(Dataset items)
────────────────────
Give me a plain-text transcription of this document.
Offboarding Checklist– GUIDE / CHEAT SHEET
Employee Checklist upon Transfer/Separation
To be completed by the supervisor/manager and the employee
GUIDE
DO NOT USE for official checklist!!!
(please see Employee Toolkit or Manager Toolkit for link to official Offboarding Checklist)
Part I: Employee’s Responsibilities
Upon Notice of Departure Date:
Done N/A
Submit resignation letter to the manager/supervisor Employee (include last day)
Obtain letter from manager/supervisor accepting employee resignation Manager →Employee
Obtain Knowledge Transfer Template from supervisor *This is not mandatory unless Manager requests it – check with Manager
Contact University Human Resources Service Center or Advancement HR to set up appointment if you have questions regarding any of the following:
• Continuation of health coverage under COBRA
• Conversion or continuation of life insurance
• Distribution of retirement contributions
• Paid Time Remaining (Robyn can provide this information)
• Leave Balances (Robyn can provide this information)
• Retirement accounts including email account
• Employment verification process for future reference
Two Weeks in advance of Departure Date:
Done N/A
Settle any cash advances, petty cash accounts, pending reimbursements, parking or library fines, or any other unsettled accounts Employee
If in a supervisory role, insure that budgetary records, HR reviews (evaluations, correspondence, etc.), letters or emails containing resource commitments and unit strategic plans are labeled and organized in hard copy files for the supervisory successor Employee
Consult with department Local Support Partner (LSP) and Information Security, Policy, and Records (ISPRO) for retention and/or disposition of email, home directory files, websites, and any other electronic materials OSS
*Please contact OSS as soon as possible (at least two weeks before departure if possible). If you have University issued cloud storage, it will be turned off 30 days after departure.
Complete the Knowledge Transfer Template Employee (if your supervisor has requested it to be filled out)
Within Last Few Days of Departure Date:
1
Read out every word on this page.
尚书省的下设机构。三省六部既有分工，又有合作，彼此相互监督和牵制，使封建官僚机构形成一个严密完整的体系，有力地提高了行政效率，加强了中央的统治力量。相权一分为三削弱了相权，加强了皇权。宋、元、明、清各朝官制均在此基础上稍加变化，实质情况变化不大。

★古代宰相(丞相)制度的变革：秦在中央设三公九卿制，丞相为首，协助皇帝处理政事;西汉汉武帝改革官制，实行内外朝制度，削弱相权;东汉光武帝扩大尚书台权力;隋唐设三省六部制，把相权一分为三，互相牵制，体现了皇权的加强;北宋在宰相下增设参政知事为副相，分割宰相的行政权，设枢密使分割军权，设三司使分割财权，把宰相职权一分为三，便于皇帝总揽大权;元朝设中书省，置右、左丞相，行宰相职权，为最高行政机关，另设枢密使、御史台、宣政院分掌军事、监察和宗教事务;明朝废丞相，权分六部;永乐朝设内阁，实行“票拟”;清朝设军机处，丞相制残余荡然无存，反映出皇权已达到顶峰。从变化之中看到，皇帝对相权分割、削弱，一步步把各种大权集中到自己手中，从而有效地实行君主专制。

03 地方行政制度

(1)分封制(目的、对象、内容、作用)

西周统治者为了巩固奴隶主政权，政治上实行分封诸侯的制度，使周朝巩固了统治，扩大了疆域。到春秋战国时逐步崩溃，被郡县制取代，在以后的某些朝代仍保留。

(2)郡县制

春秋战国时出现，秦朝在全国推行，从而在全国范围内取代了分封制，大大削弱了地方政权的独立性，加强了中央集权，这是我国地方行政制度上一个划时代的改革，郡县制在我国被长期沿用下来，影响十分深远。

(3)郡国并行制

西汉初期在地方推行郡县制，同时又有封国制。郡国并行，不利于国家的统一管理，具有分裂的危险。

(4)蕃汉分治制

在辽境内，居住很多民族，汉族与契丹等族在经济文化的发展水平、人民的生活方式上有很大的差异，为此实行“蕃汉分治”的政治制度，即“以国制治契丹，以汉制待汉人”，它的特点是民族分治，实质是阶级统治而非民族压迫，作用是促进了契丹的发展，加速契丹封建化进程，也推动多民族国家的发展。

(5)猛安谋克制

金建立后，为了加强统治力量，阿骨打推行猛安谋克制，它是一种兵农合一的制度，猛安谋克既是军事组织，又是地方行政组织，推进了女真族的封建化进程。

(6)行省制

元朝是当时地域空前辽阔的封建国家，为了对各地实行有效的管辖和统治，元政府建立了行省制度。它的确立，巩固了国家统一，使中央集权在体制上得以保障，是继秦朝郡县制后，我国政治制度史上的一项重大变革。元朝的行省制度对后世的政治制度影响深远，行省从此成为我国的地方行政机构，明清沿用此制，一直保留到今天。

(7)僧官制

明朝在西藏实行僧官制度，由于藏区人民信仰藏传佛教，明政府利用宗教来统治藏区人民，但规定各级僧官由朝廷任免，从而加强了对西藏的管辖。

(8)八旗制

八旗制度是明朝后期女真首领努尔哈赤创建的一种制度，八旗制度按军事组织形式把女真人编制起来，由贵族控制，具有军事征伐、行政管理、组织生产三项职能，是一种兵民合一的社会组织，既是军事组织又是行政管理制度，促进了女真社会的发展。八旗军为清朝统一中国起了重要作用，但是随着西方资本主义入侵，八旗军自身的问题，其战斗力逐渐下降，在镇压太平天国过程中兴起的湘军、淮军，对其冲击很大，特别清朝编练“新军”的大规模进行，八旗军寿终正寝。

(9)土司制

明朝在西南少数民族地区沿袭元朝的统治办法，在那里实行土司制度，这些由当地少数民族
────────────────────
## Problem
Make an exact copy of the listing, including every line.

## Completed task
Give me a plain-text transcription of this document.
Offboarding Checklist– GUIDE / CHEAT SHEET
Employee Checklist upon Transfer/Separation
To be completed by the supervisor/manager and the employee
GUIDE
DO NOT USE for official checklist!!!
(please see Employee Toolkit or Manager Toolkit for link to official Offboarding Checklist)
Part I: Employee’s Responsibilities
Upon Notice of Departure Date:
Done N/A
Submit resignation letter to the manager/supervisor Employee (include last day)
Obtain letter from manager/supervisor accepting employee resignation Manager →Employee
Obtain Knowledge Transfer Template from supervisor *This is not mandatory unless Manager requests it – check with Manager
Contact University Human Resources Service Center or Advancement HR to set up appointment if you have questions regarding any of the following:
• Continuation of health coverage under COBRA
• Conversion or continuation of life insurance
• Distribution of retirement contributions
• Paid Time Remaining (Robyn can provide this information)
• Leave Balances (Robyn can provide this information)
• Retirement accounts including email account
• Employment verification process for future reference
Two Weeks in advance of Departure Date:
Done N/A
Settle any cash advances, petty cash accounts, pending reimbursements, parking or library fines, or any other unsettled accounts Employee
If in a supervisory role, insure that budgetary records, HR reviews (evaluations, correspondence, etc.), letters or emails containing resource commitments and unit strategic plans are labeled and organized in hard copy files for the supervisory successor Employee
Consult with department Local Support Partner (LSP) and Information Security, Policy, and Records (ISPRO) for retention and/or disposition of email, home directory files, websites, and any other electronic materials OSS
*Please contact OSS as soon as possible (at least two weeks before departure if possible). If you have University issued cloud storage, it will be turned off 30 days after departure.
Complete the Knowledge Transfer Template Employee (if your supervisor has requested it to be filled out)
Within Last Few Days of Departure Date:
1
Read out every word on this page.
尚书省的下设机构。三省六部既有分工，又有合作，彼此相互监督和牵制，使封建官僚机构形成一个严密完整的体系，有力地提高了行政效率，加强了中央的统治力量。相权一分为三削弱了相权，加强了皇权。宋、元、明、清各朝官制均在此基础上稍加变化，实质情况变化不大。

★古代宰相(丞相)制度的变革：秦在中央设三公九卿制，丞相为首，协助皇帝处理政事;西汉汉武帝改革官制，实行内外朝制度，削弱相权;东汉光武帝扩大尚书台权力;隋唐设三省六部制，把相权一分为三，互相牵制，体现了皇权的加强;北宋在宰相下增设参政知事为副相，分割宰相的行政权，设枢密使分割军权，设三司使分割财权，把宰相职权一分为三，便于皇帝总揽大权;元朝设中书省，置右、左丞相，行宰相职权，为最高行政机关，另设枢密使、御史台、宣政院分掌军事、监察和宗教事务;明朝废丞相，权分六部;永乐朝设内阁，实行“票拟”;清朝设军机处，丞相制残余荡然无存，反映出皇权已达到顶峰。从变化之中看到，皇帝对相权分割、削弱，一步步把各种大权集中到自己手中，从而有效地实行君主专制。

03 地方行政制度

(1)分封制(目的、对象、内容、作用)

西周统治者为了巩固奴隶主政权，政治上实行分封诸侯的制度，使周朝巩固了统治，扩大了疆域。到春秋战国时逐步崩溃，被郡县制取代，在以后的某些朝代仍保留。

(2)郡县制

春秋战国时出现，秦朝在全国推行，从而在全国范围内取代了分封制，大大削弱了地方政权的独立性，加强了中央集权，这是我国地方行政制度上一个划时代的改革，郡县制在我国被长期沿用下来，影响十分深远。

(3)郡国并行制

西汉初期在地方推行郡县制，同时又有封国制。郡国并行，不利于国家的统一管理，具有分裂的危险。

(4)蕃汉分治制

在辽境内，居住很多民族，汉族与契丹等族在经济文化的发展水平、人民的生活方式上有很大的差异，为此实行“蕃汉分治”的政治制度，即“以国制治契丹，以汉制待汉人”，它的特点是民族分治，实质是阶级统治而非民族压迫，作用是促进了契丹的发展，加速契丹封建化进程，也推动多民族国家的发展。

(5)猛安谋克制

金建立后，为了加强统治力量，阿骨打推行猛安谋克制，它是一种兵农合一的制度，猛安谋克既是军事组织，又是地方行政组织，推进了女真族的封建化进程。

(6)行省制

元朝是当时地域空前辽阔的封建国家，为了对各地实行有效的管辖和统治，元政府建立了行省制度。它的确立，巩固了国家统一，使中央集权在体制上得以保障，是继秦朝郡县制后，我国政治制度史上的一项重大变革。元朝的行省制度对后世的政治制度影响深远，行省从此成为我国的地方行政机构，明清沿用此制，一直保留到今天。

(7)僧官制

明朝在西藏实行僧官制度，由于藏区人民信仰藏传佛教，明政府利用宗教来统治藏区人民，但规定各级僧官由朝廷任免，从而加强了对西藏的管辖。

(8)八旗制

八旗制度是明朝后期女真首领努尔哈赤创建的一种制度，八旗制度按军事组织形式把女真人编制起来，由贵族控制，具有军事征伐、行政管理、组织生产三项职能，是一种兵民合一的社会组织，既是军事组织又是行政管理制度，促进了女真社会的发展。八旗军为清朝统一中国起了重要作用，但是随着西方资本主义入侵，八旗军自身的问题，其战斗力逐渐下降，在镇压太平天国过程中兴起的湘军、淮军，对其冲击很大，特别清朝编练“新军”的大规模进行，八旗军寿终正寝。

(9)土司制

明朝在西南少数民族地区沿袭元朝的统治办法，在那里实行土司制度，这些由当地少数民族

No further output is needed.